Task brief: In the listing below, pick out lines with "subtitle".

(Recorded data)
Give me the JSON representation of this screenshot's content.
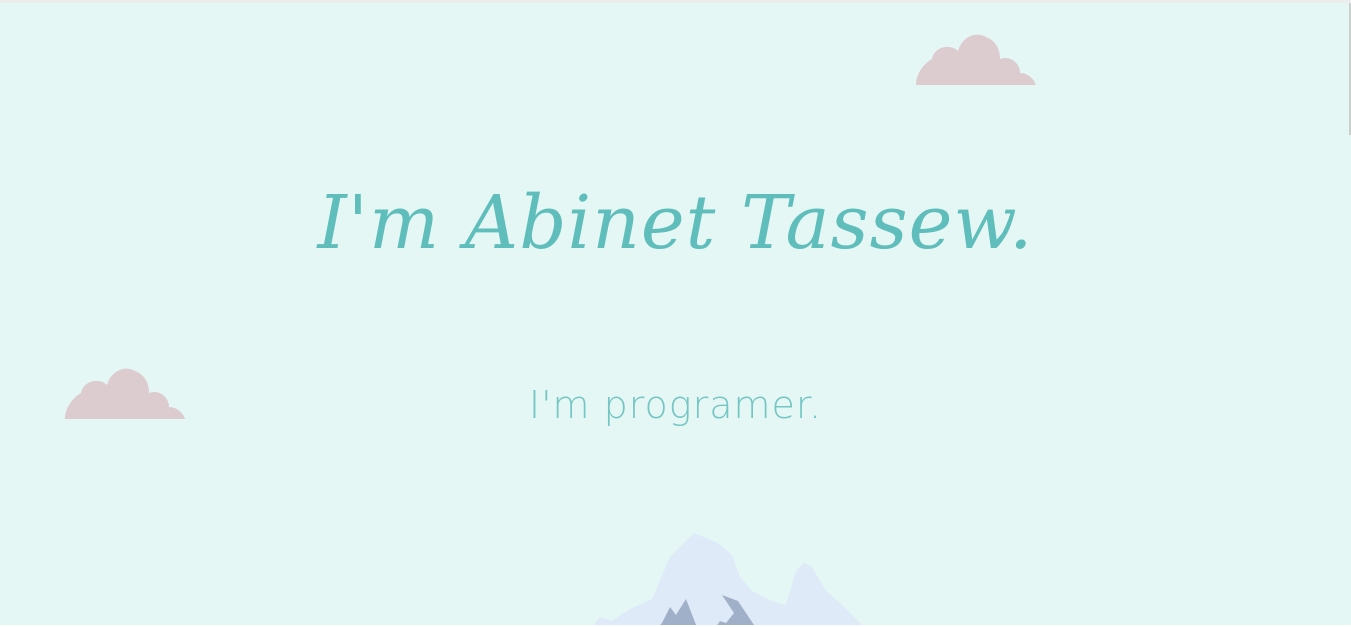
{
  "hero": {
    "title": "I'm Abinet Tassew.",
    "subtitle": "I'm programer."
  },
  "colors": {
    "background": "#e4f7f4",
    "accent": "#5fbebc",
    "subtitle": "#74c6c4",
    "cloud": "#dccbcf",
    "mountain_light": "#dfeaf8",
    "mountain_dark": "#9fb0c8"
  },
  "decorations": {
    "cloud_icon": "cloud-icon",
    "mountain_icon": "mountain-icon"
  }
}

Complete answer:
    "subtitle": "I'm programer."
    "subtitle": "#74c6c4",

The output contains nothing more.